- _Given instruction_
Copy the data precisely, keeping every character.

Saved entries
|---|
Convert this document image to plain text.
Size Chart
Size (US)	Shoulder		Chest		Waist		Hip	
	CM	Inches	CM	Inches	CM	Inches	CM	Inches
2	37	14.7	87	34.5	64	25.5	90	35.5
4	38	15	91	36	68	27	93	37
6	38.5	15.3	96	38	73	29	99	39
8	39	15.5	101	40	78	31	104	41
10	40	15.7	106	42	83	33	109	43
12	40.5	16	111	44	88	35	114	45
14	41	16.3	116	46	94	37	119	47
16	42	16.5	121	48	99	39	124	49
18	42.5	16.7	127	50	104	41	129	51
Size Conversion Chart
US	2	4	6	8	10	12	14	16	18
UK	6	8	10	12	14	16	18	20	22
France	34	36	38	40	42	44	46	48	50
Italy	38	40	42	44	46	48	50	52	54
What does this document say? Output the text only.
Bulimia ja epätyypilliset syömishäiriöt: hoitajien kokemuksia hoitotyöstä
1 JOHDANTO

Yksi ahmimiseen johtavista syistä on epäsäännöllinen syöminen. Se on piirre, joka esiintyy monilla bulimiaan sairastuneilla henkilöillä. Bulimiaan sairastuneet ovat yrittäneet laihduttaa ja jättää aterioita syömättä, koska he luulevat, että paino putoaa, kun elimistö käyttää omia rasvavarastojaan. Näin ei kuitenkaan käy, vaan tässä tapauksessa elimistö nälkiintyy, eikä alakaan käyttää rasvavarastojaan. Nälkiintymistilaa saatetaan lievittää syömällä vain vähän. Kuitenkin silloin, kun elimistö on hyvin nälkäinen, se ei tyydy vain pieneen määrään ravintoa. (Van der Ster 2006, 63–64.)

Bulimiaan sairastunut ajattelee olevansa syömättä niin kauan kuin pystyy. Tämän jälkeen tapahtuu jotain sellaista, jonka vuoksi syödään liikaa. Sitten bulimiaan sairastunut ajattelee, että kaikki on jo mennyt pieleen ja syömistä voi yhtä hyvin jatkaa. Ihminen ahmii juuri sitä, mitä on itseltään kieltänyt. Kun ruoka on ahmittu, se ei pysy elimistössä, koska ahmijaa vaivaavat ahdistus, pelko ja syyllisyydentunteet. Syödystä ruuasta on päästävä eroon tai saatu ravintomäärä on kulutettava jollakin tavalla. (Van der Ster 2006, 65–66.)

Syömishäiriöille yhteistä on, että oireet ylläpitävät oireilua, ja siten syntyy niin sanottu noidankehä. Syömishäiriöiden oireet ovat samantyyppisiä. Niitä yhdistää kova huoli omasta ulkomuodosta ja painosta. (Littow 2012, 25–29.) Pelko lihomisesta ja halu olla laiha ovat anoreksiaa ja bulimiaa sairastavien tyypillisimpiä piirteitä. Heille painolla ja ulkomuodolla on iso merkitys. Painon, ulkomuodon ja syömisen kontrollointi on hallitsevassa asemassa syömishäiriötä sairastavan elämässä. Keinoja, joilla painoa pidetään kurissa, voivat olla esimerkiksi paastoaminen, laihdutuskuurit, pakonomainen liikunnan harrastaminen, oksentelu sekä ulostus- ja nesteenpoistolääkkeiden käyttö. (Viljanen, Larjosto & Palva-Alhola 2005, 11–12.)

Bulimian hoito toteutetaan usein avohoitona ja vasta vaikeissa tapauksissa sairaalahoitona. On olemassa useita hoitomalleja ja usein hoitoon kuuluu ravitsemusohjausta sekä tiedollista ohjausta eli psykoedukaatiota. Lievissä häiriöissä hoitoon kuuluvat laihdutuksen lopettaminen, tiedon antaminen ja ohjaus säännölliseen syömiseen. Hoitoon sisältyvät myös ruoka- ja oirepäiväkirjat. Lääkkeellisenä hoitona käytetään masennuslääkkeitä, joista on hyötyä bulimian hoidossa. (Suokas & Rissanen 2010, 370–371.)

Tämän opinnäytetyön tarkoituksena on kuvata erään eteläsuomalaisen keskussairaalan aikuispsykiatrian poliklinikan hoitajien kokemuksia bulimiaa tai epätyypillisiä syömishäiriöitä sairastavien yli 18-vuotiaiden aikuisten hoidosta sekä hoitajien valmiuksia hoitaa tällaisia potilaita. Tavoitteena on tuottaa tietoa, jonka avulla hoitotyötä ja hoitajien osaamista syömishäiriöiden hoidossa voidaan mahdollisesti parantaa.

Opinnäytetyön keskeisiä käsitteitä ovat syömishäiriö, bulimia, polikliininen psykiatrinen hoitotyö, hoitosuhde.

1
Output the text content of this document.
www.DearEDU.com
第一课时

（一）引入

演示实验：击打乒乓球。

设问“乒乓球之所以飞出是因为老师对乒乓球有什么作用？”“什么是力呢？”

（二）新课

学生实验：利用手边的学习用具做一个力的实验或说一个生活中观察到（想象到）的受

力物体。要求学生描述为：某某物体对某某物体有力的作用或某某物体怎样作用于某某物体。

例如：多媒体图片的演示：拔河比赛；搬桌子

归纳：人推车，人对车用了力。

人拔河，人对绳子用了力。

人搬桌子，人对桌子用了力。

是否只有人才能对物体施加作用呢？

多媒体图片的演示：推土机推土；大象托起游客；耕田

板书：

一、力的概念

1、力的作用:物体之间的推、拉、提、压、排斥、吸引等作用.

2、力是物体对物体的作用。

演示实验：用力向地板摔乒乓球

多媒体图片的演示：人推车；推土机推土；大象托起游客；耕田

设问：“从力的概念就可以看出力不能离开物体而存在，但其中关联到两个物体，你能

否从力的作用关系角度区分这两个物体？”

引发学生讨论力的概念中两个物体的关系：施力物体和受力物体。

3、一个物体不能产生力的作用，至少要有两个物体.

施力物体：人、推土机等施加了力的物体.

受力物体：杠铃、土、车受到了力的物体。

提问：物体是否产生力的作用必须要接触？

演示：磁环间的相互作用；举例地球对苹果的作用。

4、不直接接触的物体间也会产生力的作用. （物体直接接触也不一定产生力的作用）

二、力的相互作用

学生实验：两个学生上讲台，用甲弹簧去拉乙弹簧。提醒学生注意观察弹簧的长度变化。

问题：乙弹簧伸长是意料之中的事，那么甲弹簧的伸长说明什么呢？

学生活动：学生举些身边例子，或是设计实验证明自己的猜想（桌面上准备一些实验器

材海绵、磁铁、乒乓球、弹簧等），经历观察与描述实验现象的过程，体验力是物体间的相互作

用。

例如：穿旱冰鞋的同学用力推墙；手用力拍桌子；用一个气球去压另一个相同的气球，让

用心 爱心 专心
|---|
- _Task result_
Convert this document image to plain text.
Size Chart
Size (US)	Shoulder		Chest		Waist		Hip	
	CM	Inches	CM	Inches	CM	Inches	CM	Inches
2	37	14.7	87	34.5	64	25.5	90	35.5
4	38	15	91	36	68	27	93	37
6	38.5	15.3	96	38	73	29	99	39
8	39	15.5	101	40	78	31	104	41
10	40	15.7	106	42	83	33	109	43
12	40.5	16	111	44	88	35	114	45
14	41	16.3	116	46	94	37	119	47
16	42	16.5	121	48	99	39	124	49
18	42.5	16.7	127	50	104	41	129	51
Size Conversion Chart
US	2	4	6	8	10	12	14	16	18
UK	6	8	10	12	14	16	18	20	22
France	34	36	38	40	42	44	46	48	50
Italy	38	40	42	44	46	48	50	52	54
What does this document say? Output the text only.
Bulimia ja epätyypilliset syömishäiriöt: hoitajien kokemuksia hoitotyöstä
1 JOHDANTO

Yksi ahmimiseen johtavista syistä on epäsäännöllinen syöminen. Se on piirre, joka esiintyy monilla bulimiaan sairastuneilla henkilöillä. Bulimiaan sairastuneet ovat yrittäneet laihduttaa ja jättää aterioita syömättä, koska he luulevat, että paino putoaa, kun elimistö käyttää omia rasvavarastojaan. Näin ei kuitenkaan käy, vaan tässä tapauksessa elimistö nälkiintyy, eikä alakaan käyttää rasvavarastojaan. Nälkiintymistilaa saatetaan lievittää syömällä vain vähän. Kuitenkin silloin, kun elimistö on hyvin nälkäinen, se ei tyydy vain pieneen määrään ravintoa. (Van der Ster 2006, 63–64.)

Bulimiaan sairastunut ajattelee olevansa syömättä niin kauan kuin pystyy. Tämän jälkeen tapahtuu jotain sellaista, jonka vuoksi syödään liikaa. Sitten bulimiaan sairastunut ajattelee, että kaikki on jo mennyt pieleen ja syömistä voi yhtä hyvin jatkaa. Ihminen ahmii juuri sitä, mitä on itseltään kieltänyt. Kun ruoka on ahmittu, se ei pysy elimistössä, koska ahmijaa vaivaavat ahdistus, pelko ja syyllisyydentunteet. Syödystä ruuasta on päästävä eroon tai saatu ravintomäärä on kulutettava jollakin tavalla. (Van der Ster 2006, 65–66.)

Syömishäiriöille yhteistä on, että oireet ylläpitävät oireilua, ja siten syntyy niin sanottu noidankehä. Syömishäiriöiden oireet ovat samantyyppisiä. Niitä yhdistää kova huoli omasta ulkomuodosta ja painosta. (Littow 2012, 25–29.) Pelko lihomisesta ja halu olla laiha ovat anoreksiaa ja bulimiaa sairastavien tyypillisimpiä piirteitä. Heille painolla ja ulkomuodolla on iso merkitys. Painon, ulkomuodon ja syömisen kontrollointi on hallitsevassa asemassa syömishäiriötä sairastavan elämässä. Keinoja, joilla painoa pidetään kurissa, voivat olla esimerkiksi paastoaminen, laihdutuskuurit, pakonomainen liikunnan harrastaminen, oksentelu sekä ulostus- ja nesteenpoistolääkkeiden käyttö. (Viljanen, Larjosto & Palva-Alhola 2005, 11–12.)

Bulimian hoito toteutetaan usein avohoitona ja vasta vaikeissa tapauksissa sairaalahoitona. On olemassa useita hoitomalleja ja usein hoitoon kuuluu ravitsemusohjausta sekä tiedollista ohjausta eli psykoedukaatiota. Lievissä häiriöissä hoitoon kuuluvat laihdutuksen lopettaminen, tiedon antaminen ja ohjaus säännölliseen syömiseen. Hoitoon sisältyvät myös ruoka- ja oirepäiväkirjat. Lääkkeellisenä hoitona käytetään masennuslääkkeitä, joista on hyötyä bulimian hoidossa. (Suokas & Rissanen 2010, 370–371.)

Tämän opinnäytetyön tarkoituksena on kuvata erään eteläsuomalaisen keskussairaalan aikuispsykiatrian poliklinikan hoitajien kokemuksia bulimiaa tai epätyypillisiä syömishäiriöitä sairastavien yli 18-vuotiaiden aikuisten hoidosta sekä hoitajien valmiuksia hoitaa tällaisia potilaita. Tavoitteena on tuottaa tietoa, jonka avulla hoitotyötä ja hoitajien osaamista syömishäiriöiden hoidossa voidaan mahdollisesti parantaa.

Opinnäytetyön keskeisiä käsitteitä ovat syömishäiriö, bulimia, polikliininen psykiatrinen hoitotyö, hoitosuhde.

1
Output the text content of this document.
www.DearEDU.com
第一课时

（一）引入

演示实验：击打乒乓球。

设问“乒乓球之所以飞出是因为老师对乒乓球有什么作用？”“什么是力呢？”

（二）新课

学生实验：利用手边的学习用具做一个力的实验或说一个生活中观察到（想象到）的受

力物体。要求学生描述为：某某物体对某某物体有力的作用或某某物体怎样作用于某某物体。

例如：多媒体图片的演示：拔河比赛；搬桌子

归纳：人推车，人对车用了力。

人拔河，人对绳子用了力。

人搬桌子，人对桌子用了力。

是否只有人才能对物体施加作用呢？

多媒体图片的演示：推土机推土；大象托起游客；耕田

板书：

一、力的概念

1、力的作用:物体之间的推、拉、提、压、排斥、吸引等作用.

2、力是物体对物体的作用。

演示实验：用力向地板摔乒乓球

多媒体图片的演示：人推车；推土机推土；大象托起游客；耕田

设问：“从力的概念就可以看出力不能离开物体而存在，但其中关联到两个物体，你能

否从力的作用关系角度区分这两个物体？”

引发学生讨论力的概念中两个物体的关系：施力物体和受力物体。

3、一个物体不能产生力的作用，至少要有两个物体.

施力物体：人、推土机等施加了力的物体.

受力物体：杠铃、土、车受到了力的物体。

提问：物体是否产生力的作用必须要接触？

演示：磁环间的相互作用；举例地球对苹果的作用。

4、不直接接触的物体间也会产生力的作用. （物体直接接触也不一定产生力的作用）

二、力的相互作用

学生实验：两个学生上讲台，用甲弹簧去拉乙弹簧。提醒学生注意观察弹簧的长度变化。

问题：乙弹簧伸长是意料之中的事，那么甲弹簧的伸长说明什么呢？

学生活动：学生举些身边例子，或是设计实验证明自己的猜想（桌面上准备一些实验器

材海绵、磁铁、乒乓球、弹簧等），经历观察与描述实验现象的过程，体验力是物体间的相互作

用。

例如：穿旱冰鞋的同学用力推墙；手用力拍桌子；用一个气球去压另一个相同的气球，让

用心 爱心 专心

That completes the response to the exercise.